▸ **Kutipan Teks**
########################################
Selasa, 04 Agustus 2009

kapitalisme dan kemiskinan

Adanya suatu realita yang terjadi pada masa kini yang berbicara akan kekuasaan dan kekerabatan. Dimana, kekuasaan dan kekerabatan
merupakan suatu hal yang tidak mungkin dapat dipisahkan dari kehidupan manusia. Secara luas diketahui bahwa kekuasaan merupakan suatu alat yang digunakan untuk mengendalikan orang lain, atau bahkan memadamkan usaha yang menentangnya. Jadi, dibalik kekuasaan ada ancaman paksaan atau kekuatan yang konstan jika ada perintah atau keputusan yang tidak dipatuhi secara sukarela. Karena itu kekuasaan biasanya mulai tampak sebagai suatu ciri penting kehidupan sosial pada masyarakat holtikultura yang intensif dan memiliki statifikasi sosial.
Sedangkan kekerabatan merupakan suatu hal yang tidak dipisahkan dari kekuasaan karena dengan kekerabatan kontrol sosial dapat terjadi, sehingga kekuasaan dapat dipertahankan oleh suatu individu atau suatu kelompok. Dilihat dari gejala yang terjadi di negara Indonesia. Bahwa dalam negara kita, kekuasaan dan kekerabatan sangat berpengaruh dalam sistem pemerintahan kita, sehingga disalahgunakan oleh suatu individu atau kelompok tertentu. mereka cenderung menggunakan kekerabatan pada kekuasaan untuk dijadikan suatu kontrol sosial terhadap orang lain. sehingga paradigma tersebut sudah menjadi rahasia umum pada kalangan masyarakat Indonesia.
########################################
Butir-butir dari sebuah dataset

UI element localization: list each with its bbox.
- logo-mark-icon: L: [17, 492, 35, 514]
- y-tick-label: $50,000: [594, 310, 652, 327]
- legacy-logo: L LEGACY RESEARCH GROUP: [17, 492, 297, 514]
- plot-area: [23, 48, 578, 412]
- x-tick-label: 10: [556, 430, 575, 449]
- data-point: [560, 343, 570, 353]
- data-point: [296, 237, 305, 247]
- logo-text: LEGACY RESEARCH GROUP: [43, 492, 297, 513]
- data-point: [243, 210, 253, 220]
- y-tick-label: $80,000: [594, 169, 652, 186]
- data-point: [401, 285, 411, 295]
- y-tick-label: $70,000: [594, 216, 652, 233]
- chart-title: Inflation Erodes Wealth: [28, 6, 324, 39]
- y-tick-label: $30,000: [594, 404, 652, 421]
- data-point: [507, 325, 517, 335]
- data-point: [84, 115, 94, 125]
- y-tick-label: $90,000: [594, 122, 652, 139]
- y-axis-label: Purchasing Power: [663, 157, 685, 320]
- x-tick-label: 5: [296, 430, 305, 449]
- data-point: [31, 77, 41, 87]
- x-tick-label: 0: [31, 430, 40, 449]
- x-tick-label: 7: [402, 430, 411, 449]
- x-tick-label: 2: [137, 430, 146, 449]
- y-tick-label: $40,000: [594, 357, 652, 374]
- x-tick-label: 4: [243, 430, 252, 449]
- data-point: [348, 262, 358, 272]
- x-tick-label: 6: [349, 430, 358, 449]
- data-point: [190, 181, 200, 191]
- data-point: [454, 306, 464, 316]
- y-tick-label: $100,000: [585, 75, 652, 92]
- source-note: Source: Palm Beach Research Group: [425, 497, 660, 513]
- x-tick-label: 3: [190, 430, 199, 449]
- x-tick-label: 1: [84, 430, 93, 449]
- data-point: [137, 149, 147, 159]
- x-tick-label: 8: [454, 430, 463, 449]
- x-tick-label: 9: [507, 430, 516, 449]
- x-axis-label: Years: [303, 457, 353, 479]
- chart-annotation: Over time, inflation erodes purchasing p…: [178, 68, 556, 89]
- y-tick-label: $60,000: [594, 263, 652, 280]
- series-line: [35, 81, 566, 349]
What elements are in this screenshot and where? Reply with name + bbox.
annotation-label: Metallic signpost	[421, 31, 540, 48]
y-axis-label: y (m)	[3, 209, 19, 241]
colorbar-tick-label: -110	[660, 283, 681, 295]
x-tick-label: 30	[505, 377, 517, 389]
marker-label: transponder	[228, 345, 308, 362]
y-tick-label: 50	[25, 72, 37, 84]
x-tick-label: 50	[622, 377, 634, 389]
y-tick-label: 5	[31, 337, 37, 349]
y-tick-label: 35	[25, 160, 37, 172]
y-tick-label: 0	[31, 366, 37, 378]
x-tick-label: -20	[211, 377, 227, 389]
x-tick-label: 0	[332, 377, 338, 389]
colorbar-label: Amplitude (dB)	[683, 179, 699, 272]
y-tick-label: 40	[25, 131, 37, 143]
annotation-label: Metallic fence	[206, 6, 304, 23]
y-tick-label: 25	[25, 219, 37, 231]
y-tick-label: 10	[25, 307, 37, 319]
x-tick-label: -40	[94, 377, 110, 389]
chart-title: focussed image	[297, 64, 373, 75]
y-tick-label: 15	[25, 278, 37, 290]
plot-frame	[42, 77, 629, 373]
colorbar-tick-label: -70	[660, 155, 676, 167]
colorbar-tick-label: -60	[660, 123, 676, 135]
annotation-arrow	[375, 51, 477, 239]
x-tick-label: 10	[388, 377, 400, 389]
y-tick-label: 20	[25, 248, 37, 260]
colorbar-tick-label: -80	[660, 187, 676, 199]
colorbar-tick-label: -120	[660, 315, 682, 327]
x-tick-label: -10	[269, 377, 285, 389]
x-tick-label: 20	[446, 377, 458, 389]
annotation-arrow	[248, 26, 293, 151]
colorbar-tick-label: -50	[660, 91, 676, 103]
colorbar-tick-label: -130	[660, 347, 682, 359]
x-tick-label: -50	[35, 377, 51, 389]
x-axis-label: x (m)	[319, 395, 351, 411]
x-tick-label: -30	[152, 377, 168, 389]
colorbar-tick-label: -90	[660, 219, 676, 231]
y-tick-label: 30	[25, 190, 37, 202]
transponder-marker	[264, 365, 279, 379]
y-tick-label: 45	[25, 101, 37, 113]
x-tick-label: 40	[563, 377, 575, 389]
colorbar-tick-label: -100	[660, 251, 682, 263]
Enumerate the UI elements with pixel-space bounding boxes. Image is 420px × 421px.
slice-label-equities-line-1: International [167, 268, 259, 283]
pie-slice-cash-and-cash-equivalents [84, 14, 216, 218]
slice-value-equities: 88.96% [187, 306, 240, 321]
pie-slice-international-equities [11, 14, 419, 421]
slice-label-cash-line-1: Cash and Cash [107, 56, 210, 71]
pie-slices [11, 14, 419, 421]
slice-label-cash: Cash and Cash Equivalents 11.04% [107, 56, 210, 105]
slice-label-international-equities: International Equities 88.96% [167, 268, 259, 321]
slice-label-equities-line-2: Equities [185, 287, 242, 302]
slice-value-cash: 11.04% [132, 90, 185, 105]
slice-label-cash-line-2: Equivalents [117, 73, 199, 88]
########################################
▸ **Sasaran Tugas**
A - Dalam tulisan tentang kekuasaan dan kekerabatan, pada masyarakat seperti apa kekuasaan biasanya mulai tampak sebagai ciri penting kehidupan sosial?
B - Tuliskan tanpa perubahan bagian tulisan tentang kekuasaan dan kekerabatan dari "kapitalisme dan kemiskinan" sampai "memiliki statifikasi sosial.".
C - Sambung tulisan tentang kekuasaan dan kekerabatan mulai dari kalimat terakhirnya.

▸ **Jawaban yang Diharapkan**
A - Pada masyarakat holtikultura yang intensif dan memiliki statifikasi sosial.

B -
kapitalisme dan kemiskinan

Adanya suatu realita yang terjadi pada masa kini yang berbicara akan kekuasaan dan kekerabatan. Dimana, kekuasaan dan kekerabatan
merupakan suatu hal yang tidak mungkin dapat dipisahkan dari kehidupan manusia. Secara luas diketahui bahwa kekuasaan merupakan suatu alat yang digunakan untuk mengendalikan orang lain, atau bahkan memadamkan usaha yang menentangnya. Jadi, dibalik kekuasaan ada ancaman paksaan atau kekuatan yang konstan jika ada perintah atau keputusan yang tidak dipatuhi secara sukarela. Karena itu kekuasaan biasanya mulai tampak sebagai suatu ciri penting kehidupan sosial pada masyarakat holtikultura yang intensif dan memiliki statifikasi sosial.

C -
Dalam menjelaskan fenomena ini kita teringat akan kata-kata Karl Marx,yaitu “komite esekutif kelas penguasa”. Arti dari kata-kata Marx tersebut, negara adalah suatu badan politik yang terutama berfungsi melindungi kepentingan ekonomi kelas sosial yang dominan dalam suatu masyarakat yang berstratifikasi. Dengan dibaginya masyarakat ke dalam kelas-kelas, maka negara menjadi suatu keharusan dari sudut pandang kelas dominan.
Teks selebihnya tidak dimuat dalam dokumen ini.